— Record extracts —
□ □ □ □ □ □ □

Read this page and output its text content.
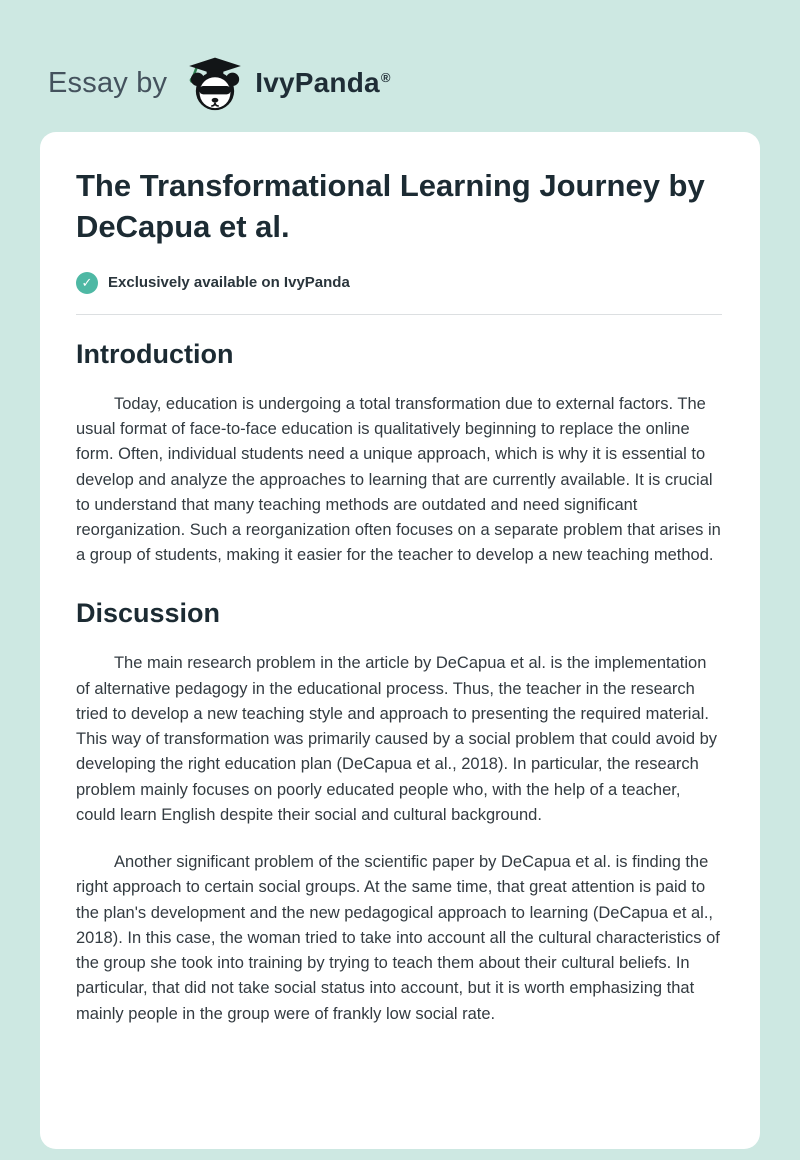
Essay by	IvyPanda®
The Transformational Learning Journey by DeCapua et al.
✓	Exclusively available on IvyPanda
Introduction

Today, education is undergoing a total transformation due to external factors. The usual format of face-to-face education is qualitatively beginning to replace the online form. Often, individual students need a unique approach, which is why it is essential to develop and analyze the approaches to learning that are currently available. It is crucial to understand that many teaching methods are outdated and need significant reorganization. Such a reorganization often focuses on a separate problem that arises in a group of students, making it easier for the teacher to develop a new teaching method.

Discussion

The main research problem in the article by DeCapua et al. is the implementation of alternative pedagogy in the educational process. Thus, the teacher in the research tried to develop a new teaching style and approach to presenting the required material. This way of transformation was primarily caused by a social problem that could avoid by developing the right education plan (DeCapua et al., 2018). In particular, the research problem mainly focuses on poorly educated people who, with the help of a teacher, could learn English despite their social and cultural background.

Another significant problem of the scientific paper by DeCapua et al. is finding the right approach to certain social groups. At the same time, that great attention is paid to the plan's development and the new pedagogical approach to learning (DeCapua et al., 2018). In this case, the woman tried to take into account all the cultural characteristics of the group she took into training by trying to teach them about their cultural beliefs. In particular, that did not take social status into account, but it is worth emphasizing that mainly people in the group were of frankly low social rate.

□ □ □ □ □ □ □

— Short exercise —
Your task is to collect every line above that contains the word "IvyPanda".

— The solution —
Essay by	IvyPanda®
✓	Exclusively available on IvyPanda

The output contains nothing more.